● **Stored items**
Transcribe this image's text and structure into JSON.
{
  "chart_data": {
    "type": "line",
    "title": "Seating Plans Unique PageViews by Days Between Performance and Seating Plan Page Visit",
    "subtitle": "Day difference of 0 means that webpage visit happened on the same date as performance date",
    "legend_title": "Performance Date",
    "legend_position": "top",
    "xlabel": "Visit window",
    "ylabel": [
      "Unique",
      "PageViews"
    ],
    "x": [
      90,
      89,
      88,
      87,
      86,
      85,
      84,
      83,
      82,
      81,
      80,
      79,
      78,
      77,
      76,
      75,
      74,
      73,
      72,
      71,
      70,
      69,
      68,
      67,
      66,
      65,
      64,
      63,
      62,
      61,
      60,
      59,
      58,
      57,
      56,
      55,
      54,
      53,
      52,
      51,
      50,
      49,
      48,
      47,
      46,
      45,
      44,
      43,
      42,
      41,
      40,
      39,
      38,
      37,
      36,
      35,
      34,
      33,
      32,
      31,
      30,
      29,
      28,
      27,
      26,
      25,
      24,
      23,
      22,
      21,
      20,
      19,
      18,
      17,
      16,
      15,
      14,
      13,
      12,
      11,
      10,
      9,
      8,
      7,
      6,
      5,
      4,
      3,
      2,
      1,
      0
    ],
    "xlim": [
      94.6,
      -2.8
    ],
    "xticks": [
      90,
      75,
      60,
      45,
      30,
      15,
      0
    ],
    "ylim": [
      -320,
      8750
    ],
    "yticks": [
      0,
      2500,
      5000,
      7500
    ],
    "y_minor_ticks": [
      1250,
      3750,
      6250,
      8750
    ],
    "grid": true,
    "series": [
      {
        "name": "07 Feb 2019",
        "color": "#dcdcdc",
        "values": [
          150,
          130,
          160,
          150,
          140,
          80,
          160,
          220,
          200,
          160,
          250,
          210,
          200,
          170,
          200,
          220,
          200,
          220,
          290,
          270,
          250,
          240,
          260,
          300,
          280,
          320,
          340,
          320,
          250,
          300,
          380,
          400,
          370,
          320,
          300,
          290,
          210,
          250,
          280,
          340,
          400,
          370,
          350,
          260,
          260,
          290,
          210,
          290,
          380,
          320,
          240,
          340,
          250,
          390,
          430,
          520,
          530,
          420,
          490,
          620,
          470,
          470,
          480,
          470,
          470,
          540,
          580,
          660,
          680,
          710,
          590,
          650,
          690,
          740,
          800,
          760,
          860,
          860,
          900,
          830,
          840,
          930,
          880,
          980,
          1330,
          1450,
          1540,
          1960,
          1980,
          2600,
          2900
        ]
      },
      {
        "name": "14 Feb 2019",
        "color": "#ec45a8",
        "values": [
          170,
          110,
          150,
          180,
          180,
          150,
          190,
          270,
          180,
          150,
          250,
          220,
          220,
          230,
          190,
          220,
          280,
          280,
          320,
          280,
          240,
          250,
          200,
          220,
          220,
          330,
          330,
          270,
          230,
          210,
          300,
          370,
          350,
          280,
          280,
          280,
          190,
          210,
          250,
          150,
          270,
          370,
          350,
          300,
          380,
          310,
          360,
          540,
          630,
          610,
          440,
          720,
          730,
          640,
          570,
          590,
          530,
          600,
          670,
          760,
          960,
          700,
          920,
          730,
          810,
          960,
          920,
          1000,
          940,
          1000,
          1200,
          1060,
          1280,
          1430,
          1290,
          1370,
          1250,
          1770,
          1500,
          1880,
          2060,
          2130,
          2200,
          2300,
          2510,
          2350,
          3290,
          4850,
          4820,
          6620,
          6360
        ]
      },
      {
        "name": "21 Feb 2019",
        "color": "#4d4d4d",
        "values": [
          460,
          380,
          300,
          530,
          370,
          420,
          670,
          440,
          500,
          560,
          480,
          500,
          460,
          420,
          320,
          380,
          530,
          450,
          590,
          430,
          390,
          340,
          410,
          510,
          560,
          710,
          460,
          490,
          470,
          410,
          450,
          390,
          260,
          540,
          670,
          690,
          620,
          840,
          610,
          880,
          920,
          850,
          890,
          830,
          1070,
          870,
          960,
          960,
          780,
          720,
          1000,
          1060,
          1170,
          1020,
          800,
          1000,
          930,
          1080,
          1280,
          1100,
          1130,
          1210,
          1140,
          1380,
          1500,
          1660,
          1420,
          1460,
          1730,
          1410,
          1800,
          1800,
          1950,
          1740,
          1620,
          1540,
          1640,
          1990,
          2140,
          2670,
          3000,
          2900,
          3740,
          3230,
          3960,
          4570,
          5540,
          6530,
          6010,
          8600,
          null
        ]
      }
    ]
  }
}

● **Challenge**
Output the full listing exactly as it stands.

● **Solution to this problem**
Transcribe this image's text and structure into JSON.
{
  "chart_data": {
    "type": "line",
    "title": "Seating Plans Unique PageViews by Days Between Performance and Seating Plan Page Visit",
    "subtitle": "Day difference of 0 means that webpage visit happened on the same date as performance date",
    "legend_title": "Performance Date",
    "legend_position": "top",
    "xlabel": "Visit window",
    "ylabel": [
      "Unique",
      "PageViews"
    ],
    "x": [
      90,
      89,
      88,
      87,
      86,
      85,
      84,
      83,
      82,
      81,
      80,
      79,
      78,
      77,
      76,
      75,
      74,
      73,
      72,
      71,
      70,
      69,
      68,
      67,
      66,
      65,
      64,
      63,
      62,
      61,
      60,
      59,
      58,
      57,
      56,
      55,
      54,
      53,
      52,
      51,
      50,
      49,
      48,
      47,
      46,
      45,
      44,
      43,
      42,
      41,
      40,
      39,
      38,
      37,
      36,
      35,
      34,
      33,
      32,
      31,
      30,
      29,
      28,
      27,
      26,
      25,
      24,
      23,
      22,
      21,
      20,
      19,
      18,
      17,
      16,
      15,
      14,
      13,
      12,
      11,
      10,
      9,
      8,
      7,
      6,
      5,
      4,
      3,
      2,
      1,
      0
    ],
    "xlim": [
      94.6,
      -2.8
    ],
    "xticks": [
      90,
      75,
      60,
      45,
      30,
      15,
      0
    ],
    "ylim": [
      -320,
      8750
    ],
    "yticks": [
      0,
      2500,
      5000,
      7500
    ],
    "y_minor_ticks": [
      1250,
      3750,
      6250,
      8750
    ],
    "grid": true,
    "series": [
      {
        "name": "07 Feb 2019",
        "color": "#dcdcdc",
        "values": [
          150,
          130,
          160,
          150,
          140,
          80,
          160,
          220,
          200,
          160,
          250,
          210,
          200,
          170,
          200,
          220,
          200,
          220,
          290,
          270,
          250,
          240,
          260,
          300,
          280,
          320,
          340,
          320,
          250,
          300,
          380,
          400,
          370,
          320,
          300,
          290,
          210,
          250,
          280,
          340,
          400,
          370,
          350,
          260,
          260,
          290,
          210,
          290,
          380,
          320,
          240,
          340,
          250,
          390,
          430,
          520,
          530,
          420,
          490,
          620,
          470,
          470,
          480,
          470,
          470,
          540,
          580,
          660,
          680,
          710,
          590,
          650,
          690,
          740,
          800,
          760,
          860,
          860,
          900,
          830,
          840,
          930,
          880,
          980,
          1330,
          1450,
          1540,
          1960,
          1980,
          2600,
          2900
        ]
      },
      {
        "name": "14 Feb 2019",
        "color": "#ec45a8",
        "values": [
          170,
          110,
          150,
          180,
          180,
          150,
          190,
          270,
          180,
          150,
          250,
          220,
          220,
          230,
          190,
          220,
          280,
          280,
          320,
          280,
          240,
          250,
          200,
          220,
          220,
          330,
          330,
          270,
          230,
          210,
          300,
          370,
          350,
          280,
          280,
          280,
          190,
          210,
          250,
          150,
          270,
          370,
          350,
          300,
          380,
          310,
          360,
          540,
          630,
          610,
          440,
          720,
          730,
          640,
          570,
          590,
          530,
          600,
          670,
          760,
          960,
          700,
          920,
          730,
          810,
          960,
          920,
          1000,
          940,
          1000,
          1200,
          1060,
          1280,
          1430,
          1290,
          1370,
          1250,
          1770,
          1500,
          1880,
          2060,
          2130,
          2200,
          2300,
          2510,
          2350,
          3290,
          4850,
          4820,
          6620,
          6360
        ]
      },
      {
        "name": "21 Feb 2019",
        "color": "#4d4d4d",
        "values": [
          460,
          380,
          300,
          530,
          370,
          420,
          670,
          440,
          500,
          560,
          480,
          500,
          460,
          420,
          320,
          380,
          530,
          450,
          590,
          430,
          390,
          340,
          410,
          510,
          560,
          710,
          460,
          490,
          470,
          410,
          450,
          390,
          260,
          540,
          670,
          690,
          620,
          840,
          610,
          880,
          920,
          850,
          890,
          830,
          1070,
          870,
          960,
          960,
          780,
          720,
          1000,
          1060,
          1170,
          1020,
          800,
          1000,
          930,
          1080,
          1280,
          1100,
          1130,
          1210,
          1140,
          1380,
          1500,
          1660,
          1420,
          1460,
          1730,
          1410,
          1800,
          1800,
          1950,
          1740,
          1620,
          1540,
          1640,
          1990,
          2140,
          2670,
          3000,
          2900,
          3740,
          3230,
          3960,
          4570,
          5540,
          6530,
          6010,
          8600,
          null
        ]
      }
    ]
  }
}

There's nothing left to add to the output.